**What to do:**
Pick out each line of the records that includes the string "Citizenship", and copy it.

**Dataset records:**
-- begin --

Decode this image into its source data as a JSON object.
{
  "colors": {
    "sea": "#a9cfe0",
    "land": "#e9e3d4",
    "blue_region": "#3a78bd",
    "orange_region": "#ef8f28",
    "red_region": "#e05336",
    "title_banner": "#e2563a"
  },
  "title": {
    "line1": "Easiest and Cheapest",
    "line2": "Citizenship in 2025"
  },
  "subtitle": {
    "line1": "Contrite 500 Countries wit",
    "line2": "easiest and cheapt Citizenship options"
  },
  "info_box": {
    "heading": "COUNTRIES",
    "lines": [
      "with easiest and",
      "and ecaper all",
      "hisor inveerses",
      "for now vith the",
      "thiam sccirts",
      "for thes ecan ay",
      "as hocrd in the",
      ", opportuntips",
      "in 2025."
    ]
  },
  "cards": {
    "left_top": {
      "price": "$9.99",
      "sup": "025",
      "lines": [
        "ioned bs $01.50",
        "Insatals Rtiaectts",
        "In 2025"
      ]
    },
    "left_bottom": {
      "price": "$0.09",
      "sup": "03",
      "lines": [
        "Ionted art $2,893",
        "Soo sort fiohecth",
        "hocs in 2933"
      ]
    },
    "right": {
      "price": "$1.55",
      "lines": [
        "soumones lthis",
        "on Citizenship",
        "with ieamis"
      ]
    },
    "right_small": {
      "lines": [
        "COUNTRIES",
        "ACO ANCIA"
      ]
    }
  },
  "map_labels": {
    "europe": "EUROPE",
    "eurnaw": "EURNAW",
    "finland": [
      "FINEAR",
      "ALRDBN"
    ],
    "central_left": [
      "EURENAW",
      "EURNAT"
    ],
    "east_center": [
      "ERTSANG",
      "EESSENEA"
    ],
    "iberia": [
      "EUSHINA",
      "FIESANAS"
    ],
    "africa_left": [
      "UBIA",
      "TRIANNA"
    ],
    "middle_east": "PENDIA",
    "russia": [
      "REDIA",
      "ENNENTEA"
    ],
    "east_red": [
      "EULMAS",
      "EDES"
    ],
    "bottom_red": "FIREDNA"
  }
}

-- end --

**Answer to this exercise:**
    "line2": "Citizenship in 2025"
    "line2": "easiest and cheapt Citizenship options"
        "on Citizenship",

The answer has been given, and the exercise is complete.